WHAT YOU ARE ASKED TO DO:
Spot each line in the records below where the word "into" occurs, then copy it.

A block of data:
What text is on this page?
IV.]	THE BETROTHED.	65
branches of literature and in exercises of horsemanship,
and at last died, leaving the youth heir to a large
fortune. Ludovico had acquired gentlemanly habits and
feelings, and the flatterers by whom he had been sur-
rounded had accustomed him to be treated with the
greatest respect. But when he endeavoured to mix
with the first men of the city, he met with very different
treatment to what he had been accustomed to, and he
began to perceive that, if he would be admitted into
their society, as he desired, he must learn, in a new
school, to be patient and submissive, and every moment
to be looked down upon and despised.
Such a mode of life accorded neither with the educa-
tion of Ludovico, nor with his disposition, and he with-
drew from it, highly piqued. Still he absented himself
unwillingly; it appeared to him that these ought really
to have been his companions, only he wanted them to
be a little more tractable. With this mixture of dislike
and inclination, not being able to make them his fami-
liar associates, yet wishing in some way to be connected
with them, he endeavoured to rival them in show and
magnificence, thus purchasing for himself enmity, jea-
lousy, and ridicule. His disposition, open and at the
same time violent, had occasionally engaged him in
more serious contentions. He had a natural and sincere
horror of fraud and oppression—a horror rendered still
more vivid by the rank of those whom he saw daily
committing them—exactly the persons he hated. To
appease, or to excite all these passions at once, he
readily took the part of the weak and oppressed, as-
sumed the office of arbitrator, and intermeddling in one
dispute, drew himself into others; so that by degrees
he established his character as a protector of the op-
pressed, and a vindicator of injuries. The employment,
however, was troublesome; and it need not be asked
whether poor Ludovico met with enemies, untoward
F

==

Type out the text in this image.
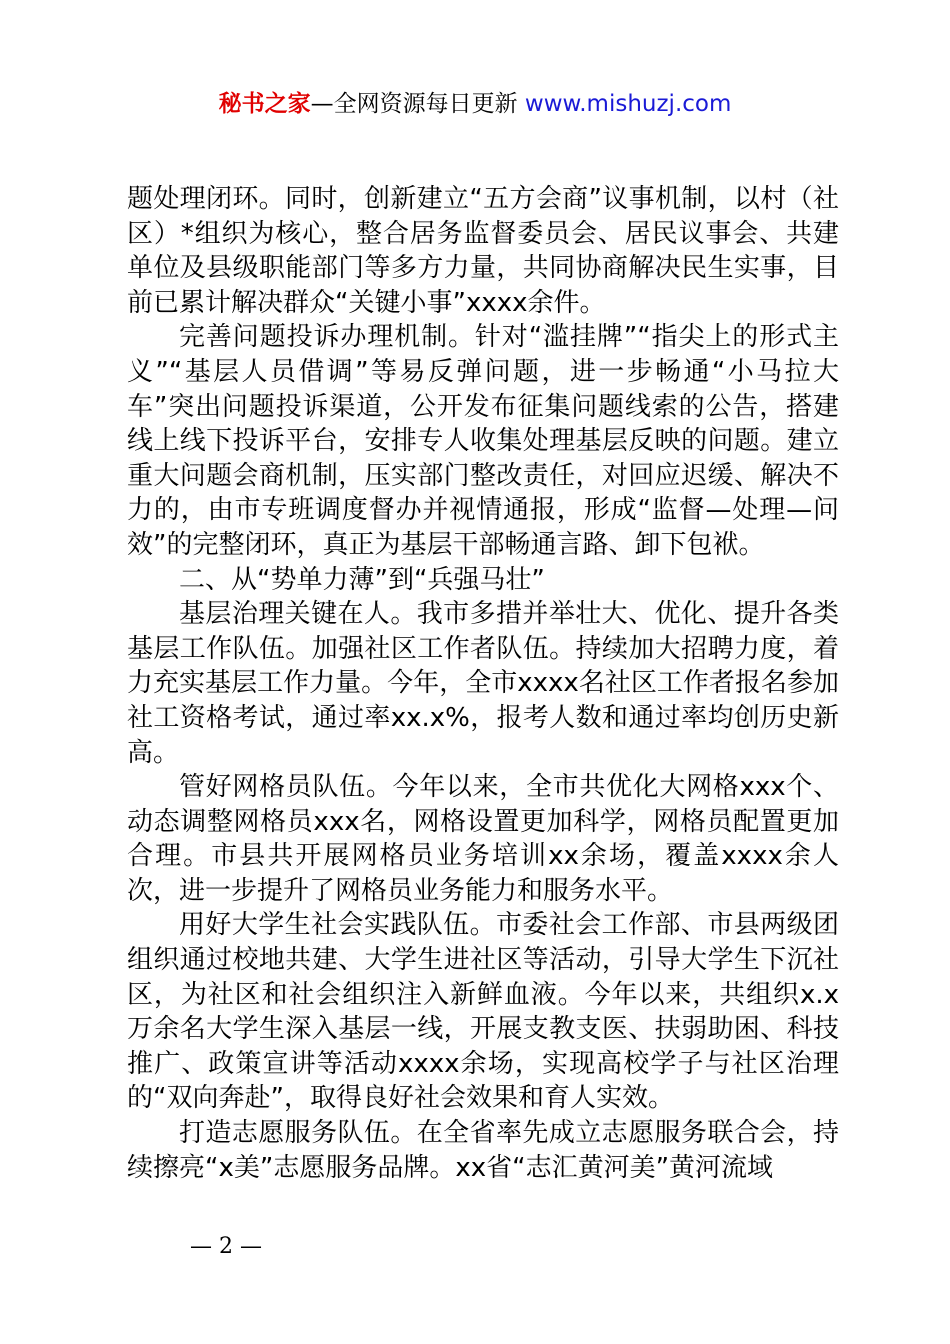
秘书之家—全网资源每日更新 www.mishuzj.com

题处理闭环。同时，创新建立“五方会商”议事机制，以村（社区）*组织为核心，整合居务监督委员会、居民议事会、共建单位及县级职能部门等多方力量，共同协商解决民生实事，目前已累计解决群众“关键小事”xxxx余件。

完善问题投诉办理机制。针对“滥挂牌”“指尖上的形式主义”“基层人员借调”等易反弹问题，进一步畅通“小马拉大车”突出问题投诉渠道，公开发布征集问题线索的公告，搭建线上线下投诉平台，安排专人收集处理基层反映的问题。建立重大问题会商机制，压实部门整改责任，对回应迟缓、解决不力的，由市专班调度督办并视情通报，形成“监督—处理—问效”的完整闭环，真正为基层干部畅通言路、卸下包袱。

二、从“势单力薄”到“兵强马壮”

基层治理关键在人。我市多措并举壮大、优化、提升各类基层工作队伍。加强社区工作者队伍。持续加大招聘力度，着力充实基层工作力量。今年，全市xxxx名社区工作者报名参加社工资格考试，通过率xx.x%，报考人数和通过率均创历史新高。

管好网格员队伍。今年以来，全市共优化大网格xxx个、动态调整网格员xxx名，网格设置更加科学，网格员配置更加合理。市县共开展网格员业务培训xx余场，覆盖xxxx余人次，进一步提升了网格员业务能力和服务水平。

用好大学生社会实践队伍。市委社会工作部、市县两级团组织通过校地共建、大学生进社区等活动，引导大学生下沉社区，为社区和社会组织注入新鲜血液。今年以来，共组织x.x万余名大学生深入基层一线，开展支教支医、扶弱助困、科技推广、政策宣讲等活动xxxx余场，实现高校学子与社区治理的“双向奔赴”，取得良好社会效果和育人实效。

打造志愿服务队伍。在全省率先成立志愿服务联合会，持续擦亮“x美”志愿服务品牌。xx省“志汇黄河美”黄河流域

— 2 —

OUTPUT BELOW:
began to perceive that, if he would be admitted into
dispute, drew himself into others; so that by degrees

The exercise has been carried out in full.